- Instruction -
Copy the data word for word, keeping every line.

- Source data -
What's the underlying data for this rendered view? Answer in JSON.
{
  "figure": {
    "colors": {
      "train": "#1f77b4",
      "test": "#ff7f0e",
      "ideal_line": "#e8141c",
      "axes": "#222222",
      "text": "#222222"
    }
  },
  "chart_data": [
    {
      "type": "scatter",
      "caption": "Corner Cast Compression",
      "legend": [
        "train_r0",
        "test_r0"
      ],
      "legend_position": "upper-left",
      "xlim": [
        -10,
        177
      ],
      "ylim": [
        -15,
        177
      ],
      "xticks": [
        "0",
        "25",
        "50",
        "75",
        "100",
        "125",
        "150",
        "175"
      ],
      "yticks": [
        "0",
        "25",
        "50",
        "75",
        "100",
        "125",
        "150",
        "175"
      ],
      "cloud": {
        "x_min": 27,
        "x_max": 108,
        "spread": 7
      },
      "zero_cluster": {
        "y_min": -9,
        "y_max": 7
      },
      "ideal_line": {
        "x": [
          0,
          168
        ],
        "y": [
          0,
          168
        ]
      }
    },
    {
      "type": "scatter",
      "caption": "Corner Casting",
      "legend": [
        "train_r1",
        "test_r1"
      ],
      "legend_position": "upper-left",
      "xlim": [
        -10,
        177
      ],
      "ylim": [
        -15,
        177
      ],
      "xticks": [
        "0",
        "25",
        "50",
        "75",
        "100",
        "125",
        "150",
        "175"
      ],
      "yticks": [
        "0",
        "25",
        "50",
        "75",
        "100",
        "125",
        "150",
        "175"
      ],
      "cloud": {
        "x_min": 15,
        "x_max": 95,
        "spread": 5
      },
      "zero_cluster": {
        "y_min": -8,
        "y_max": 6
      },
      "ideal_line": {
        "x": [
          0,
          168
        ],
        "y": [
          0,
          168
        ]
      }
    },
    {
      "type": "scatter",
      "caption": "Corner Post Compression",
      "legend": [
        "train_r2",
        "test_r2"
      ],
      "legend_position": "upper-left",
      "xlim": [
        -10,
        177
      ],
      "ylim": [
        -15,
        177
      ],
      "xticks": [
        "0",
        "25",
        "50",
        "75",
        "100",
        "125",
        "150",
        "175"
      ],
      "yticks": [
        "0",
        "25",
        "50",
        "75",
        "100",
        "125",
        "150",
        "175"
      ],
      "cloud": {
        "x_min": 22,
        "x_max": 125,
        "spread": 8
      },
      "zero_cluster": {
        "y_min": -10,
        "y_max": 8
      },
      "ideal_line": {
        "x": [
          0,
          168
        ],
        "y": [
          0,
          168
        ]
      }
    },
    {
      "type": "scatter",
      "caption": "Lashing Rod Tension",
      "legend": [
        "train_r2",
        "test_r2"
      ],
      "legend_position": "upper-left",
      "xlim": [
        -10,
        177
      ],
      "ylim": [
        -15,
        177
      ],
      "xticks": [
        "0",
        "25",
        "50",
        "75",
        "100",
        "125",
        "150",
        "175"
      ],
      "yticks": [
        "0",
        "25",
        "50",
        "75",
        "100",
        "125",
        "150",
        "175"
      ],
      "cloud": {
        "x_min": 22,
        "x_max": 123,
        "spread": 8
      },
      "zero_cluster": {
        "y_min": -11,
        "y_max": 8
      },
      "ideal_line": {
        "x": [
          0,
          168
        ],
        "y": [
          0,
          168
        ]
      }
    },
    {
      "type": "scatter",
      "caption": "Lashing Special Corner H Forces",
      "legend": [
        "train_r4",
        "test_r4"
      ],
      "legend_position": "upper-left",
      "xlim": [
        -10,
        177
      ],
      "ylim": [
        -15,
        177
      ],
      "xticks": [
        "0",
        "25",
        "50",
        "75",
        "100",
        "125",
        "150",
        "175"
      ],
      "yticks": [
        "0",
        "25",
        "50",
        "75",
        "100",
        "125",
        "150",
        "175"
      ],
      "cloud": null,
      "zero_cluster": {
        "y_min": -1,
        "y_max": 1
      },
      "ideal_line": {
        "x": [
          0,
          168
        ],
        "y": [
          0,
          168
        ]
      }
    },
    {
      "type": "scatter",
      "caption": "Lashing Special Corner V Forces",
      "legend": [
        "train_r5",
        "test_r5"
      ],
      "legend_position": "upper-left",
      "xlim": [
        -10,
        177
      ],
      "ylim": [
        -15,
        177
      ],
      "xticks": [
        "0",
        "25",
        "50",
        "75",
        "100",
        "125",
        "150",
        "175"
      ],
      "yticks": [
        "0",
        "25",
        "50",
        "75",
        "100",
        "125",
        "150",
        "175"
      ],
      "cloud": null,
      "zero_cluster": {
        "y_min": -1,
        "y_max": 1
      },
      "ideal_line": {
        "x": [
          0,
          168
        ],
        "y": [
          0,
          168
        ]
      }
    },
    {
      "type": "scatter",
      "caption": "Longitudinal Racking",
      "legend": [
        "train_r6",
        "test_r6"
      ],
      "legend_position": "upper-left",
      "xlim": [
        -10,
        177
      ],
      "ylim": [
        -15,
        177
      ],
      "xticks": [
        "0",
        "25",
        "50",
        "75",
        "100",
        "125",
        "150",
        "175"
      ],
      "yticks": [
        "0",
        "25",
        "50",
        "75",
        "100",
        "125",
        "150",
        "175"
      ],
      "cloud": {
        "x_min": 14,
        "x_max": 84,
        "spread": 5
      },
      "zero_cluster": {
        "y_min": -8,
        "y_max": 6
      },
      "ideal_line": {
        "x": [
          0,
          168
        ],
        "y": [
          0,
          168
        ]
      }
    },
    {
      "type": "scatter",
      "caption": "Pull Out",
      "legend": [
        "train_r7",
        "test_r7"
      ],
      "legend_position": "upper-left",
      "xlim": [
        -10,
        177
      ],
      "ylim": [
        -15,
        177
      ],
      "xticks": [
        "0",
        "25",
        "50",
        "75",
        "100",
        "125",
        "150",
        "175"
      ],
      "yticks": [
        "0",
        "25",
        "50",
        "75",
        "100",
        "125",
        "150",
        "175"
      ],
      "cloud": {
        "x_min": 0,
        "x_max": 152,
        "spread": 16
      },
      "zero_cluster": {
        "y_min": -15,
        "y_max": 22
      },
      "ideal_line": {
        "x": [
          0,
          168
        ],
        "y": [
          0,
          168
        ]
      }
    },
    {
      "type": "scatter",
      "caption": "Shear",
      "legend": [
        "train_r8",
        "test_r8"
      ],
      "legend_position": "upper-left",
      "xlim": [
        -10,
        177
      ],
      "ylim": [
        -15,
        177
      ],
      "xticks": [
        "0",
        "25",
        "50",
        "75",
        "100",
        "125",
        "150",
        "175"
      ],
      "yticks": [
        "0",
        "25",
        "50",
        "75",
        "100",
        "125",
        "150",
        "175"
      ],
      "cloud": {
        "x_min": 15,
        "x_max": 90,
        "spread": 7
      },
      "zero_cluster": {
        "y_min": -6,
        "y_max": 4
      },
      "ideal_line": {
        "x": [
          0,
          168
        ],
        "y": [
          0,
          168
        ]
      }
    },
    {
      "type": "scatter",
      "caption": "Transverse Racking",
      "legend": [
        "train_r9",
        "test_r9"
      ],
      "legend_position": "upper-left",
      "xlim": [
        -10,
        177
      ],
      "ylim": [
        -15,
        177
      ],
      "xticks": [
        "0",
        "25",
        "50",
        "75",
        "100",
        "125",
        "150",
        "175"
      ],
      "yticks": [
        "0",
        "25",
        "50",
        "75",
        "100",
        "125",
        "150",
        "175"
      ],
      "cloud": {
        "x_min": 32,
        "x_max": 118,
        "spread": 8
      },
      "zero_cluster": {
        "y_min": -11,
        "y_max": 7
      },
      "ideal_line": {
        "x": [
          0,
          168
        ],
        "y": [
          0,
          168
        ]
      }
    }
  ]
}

- Written solution -
What's the underlying data for this rendered view? Answer in JSON.
{
  "figure": {
    "colors": {
      "train": "#1f77b4",
      "test": "#ff7f0e",
      "ideal_line": "#e8141c",
      "axes": "#222222",
      "text": "#222222"
    }
  },
  "chart_data": [
    {
      "type": "scatter",
      "caption": "Corner Cast Compression",
      "legend": [
        "train_r0",
        "test_r0"
      ],
      "legend_position": "upper-left",
      "xlim": [
        -10,
        177
      ],
      "ylim": [
        -15,
        177
      ],
      "xticks": [
        "0",
        "25",
        "50",
        "75",
        "100",
        "125",
        "150",
        "175"
      ],
      "yticks": [
        "0",
        "25",
        "50",
        "75",
        "100",
        "125",
        "150",
        "175"
      ],
      "cloud": {
        "x_min": 27,
        "x_max": 108,
        "spread": 7
      },
      "zero_cluster": {
        "y_min": -9,
        "y_max": 7
      },
      "ideal_line": {
        "x": [
          0,
          168
        ],
        "y": [
          0,
          168
        ]
      }
    },
    {
      "type": "scatter",
      "caption": "Corner Casting",
      "legend": [
        "train_r1",
        "test_r1"
      ],
      "legend_position": "upper-left",
      "xlim": [
        -10,
        177
      ],
      "ylim": [
        -15,
        177
      ],
      "xticks": [
        "0",
        "25",
        "50",
        "75",
        "100",
        "125",
        "150",
        "175"
      ],
      "yticks": [
        "0",
        "25",
        "50",
        "75",
        "100",
        "125",
        "150",
        "175"
      ],
      "cloud": {
        "x_min": 15,
        "x_max": 95,
        "spread": 5
      },
      "zero_cluster": {
        "y_min": -8,
        "y_max": 6
      },
      "ideal_line": {
        "x": [
          0,
          168
        ],
        "y": [
          0,
          168
        ]
      }
    },
    {
      "type": "scatter",
      "caption": "Corner Post Compression",
      "legend": [
        "train_r2",
        "test_r2"
      ],
      "legend_position": "upper-left",
      "xlim": [
        -10,
        177
      ],
      "ylim": [
        -15,
        177
      ],
      "xticks": [
        "0",
        "25",
        "50",
        "75",
        "100",
        "125",
        "150",
        "175"
      ],
      "yticks": [
        "0",
        "25",
        "50",
        "75",
        "100",
        "125",
        "150",
        "175"
      ],
      "cloud": {
        "x_min": 22,
        "x_max": 125,
        "spread": 8
      },
      "zero_cluster": {
        "y_min": -10,
        "y_max": 8
      },
      "ideal_line": {
        "x": [
          0,
          168
        ],
        "y": [
          0,
          168
        ]
      }
    },
    {
      "type": "scatter",
      "caption": "Lashing Rod Tension",
      "legend": [
        "train_r2",
        "test_r2"
      ],
      "legend_position": "upper-left",
      "xlim": [
        -10,
        177
      ],
      "ylim": [
        -15,
        177
      ],
      "xticks": [
        "0",
        "25",
        "50",
        "75",
        "100",
        "125",
        "150",
        "175"
      ],
      "yticks": [
        "0",
        "25",
        "50",
        "75",
        "100",
        "125",
        "150",
        "175"
      ],
      "cloud": {
        "x_min": 22,
        "x_max": 123,
        "spread": 8
      },
      "zero_cluster": {
        "y_min": -11,
        "y_max": 8
      },
      "ideal_line": {
        "x": [
          0,
          168
        ],
        "y": [
          0,
          168
        ]
      }
    },
    {
      "type": "scatter",
      "caption": "Lashing Special Corner H Forces",
      "legend": [
        "train_r4",
        "test_r4"
      ],
      "legend_position": "upper-left",
      "xlim": [
        -10,
        177
      ],
      "ylim": [
        -15,
        177
      ],
      "xticks": [
        "0",
        "25",
        "50",
        "75",
        "100",
        "125",
        "150",
        "175"
      ],
      "yticks": [
        "0",
        "25",
        "50",
        "75",
        "100",
        "125",
        "150",
        "175"
      ],
      "cloud": null,
      "zero_cluster": {
        "y_min": -1,
        "y_max": 1
      },
      "ideal_line": {
        "x": [
          0,
          168
        ],
        "y": [
          0,
          168
        ]
      }
    },
    {
      "type": "scatter",
      "caption": "Lashing Special Corner V Forces",
      "legend": [
        "train_r5",
        "test_r5"
      ],
      "legend_position": "upper-left",
      "xlim": [
        -10,
        177
      ],
      "ylim": [
        -15,
        177
      ],
      "xticks": [
        "0",
        "25",
        "50",
        "75",
        "100",
        "125",
        "150",
        "175"
      ],
      "yticks": [
        "0",
        "25",
        "50",
        "75",
        "100",
        "125",
        "150",
        "175"
      ],
      "cloud": null,
      "zero_cluster": {
        "y_min": -1,
        "y_max": 1
      },
      "ideal_line": {
        "x": [
          0,
          168
        ],
        "y": [
          0,
          168
        ]
      }
    },
    {
      "type": "scatter",
      "caption": "Longitudinal Racking",
      "legend": [
        "train_r6",
        "test_r6"
      ],
      "legend_position": "upper-left",
      "xlim": [
        -10,
        177
      ],
      "ylim": [
        -15,
        177
      ],
      "xticks": [
        "0",
        "25",
        "50",
        "75",
        "100",
        "125",
        "150",
        "175"
      ],
      "yticks": [
        "0",
        "25",
        "50",
        "75",
        "100",
        "125",
        "150",
        "175"
      ],
      "cloud": {
        "x_min": 14,
        "x_max": 84,
        "spread": 5
      },
      "zero_cluster": {
        "y_min": -8,
        "y_max": 6
      },
      "ideal_line": {
        "x": [
          0,
          168
        ],
        "y": [
          0,
          168
        ]
      }
    },
    {
      "type": "scatter",
      "caption": "Pull Out",
      "legend": [
        "train_r7",
        "test_r7"
      ],
      "legend_position": "upper-left",
      "xlim": [
        -10,
        177
      ],
      "ylim": [
        -15,
        177
      ],
      "xticks": [
        "0",
        "25",
        "50",
        "75",
        "100",
        "125",
        "150",
        "175"
      ],
      "yticks": [
        "0",
        "25",
        "50",
        "75",
        "100",
        "125",
        "150",
        "175"
      ],
      "cloud": {
        "x_min": 0,
        "x_max": 152,
        "spread": 16
      },
      "zero_cluster": {
        "y_min": -15,
        "y_max": 22
      },
      "ideal_line": {
        "x": [
          0,
          168
        ],
        "y": [
          0,
          168
        ]
      }
    },
    {
      "type": "scatter",
      "caption": "Shear",
      "legend": [
        "train_r8",
        "test_r8"
      ],
      "legend_position": "upper-left",
      "xlim": [
        -10,
        177
      ],
      "ylim": [
        -15,
        177
      ],
      "xticks": [
        "0",
        "25",
        "50",
        "75",
        "100",
        "125",
        "150",
        "175"
      ],
      "yticks": [
        "0",
        "25",
        "50",
        "75",
        "100",
        "125",
        "150",
        "175"
      ],
      "cloud": {
        "x_min": 15,
        "x_max": 90,
        "spread": 7
      },
      "zero_cluster": {
        "y_min": -6,
        "y_max": 4
      },
      "ideal_line": {
        "x": [
          0,
          168
        ],
        "y": [
          0,
          168
        ]
      }
    },
    {
      "type": "scatter",
      "caption": "Transverse Racking",
      "legend": [
        "train_r9",
        "test_r9"
      ],
      "legend_position": "upper-left",
      "xlim": [
        -10,
        177
      ],
      "ylim": [
        -15,
        177
      ],
      "xticks": [
        "0",
        "25",
        "50",
        "75",
        "100",
        "125",
        "150",
        "175"
      ],
      "yticks": [
        "0",
        "25",
        "50",
        "75",
        "100",
        "125",
        "150",
        "175"
      ],
      "cloud": {
        "x_min": 32,
        "x_max": 118,
        "spread": 8
      },
      "zero_cluster": {
        "y_min": -11,
        "y_max": 7
      },
      "ideal_line": {
        "x": [
          0,
          168
        ],
        "y": [
          0,
          168
        ]
      }
    }
  ]
}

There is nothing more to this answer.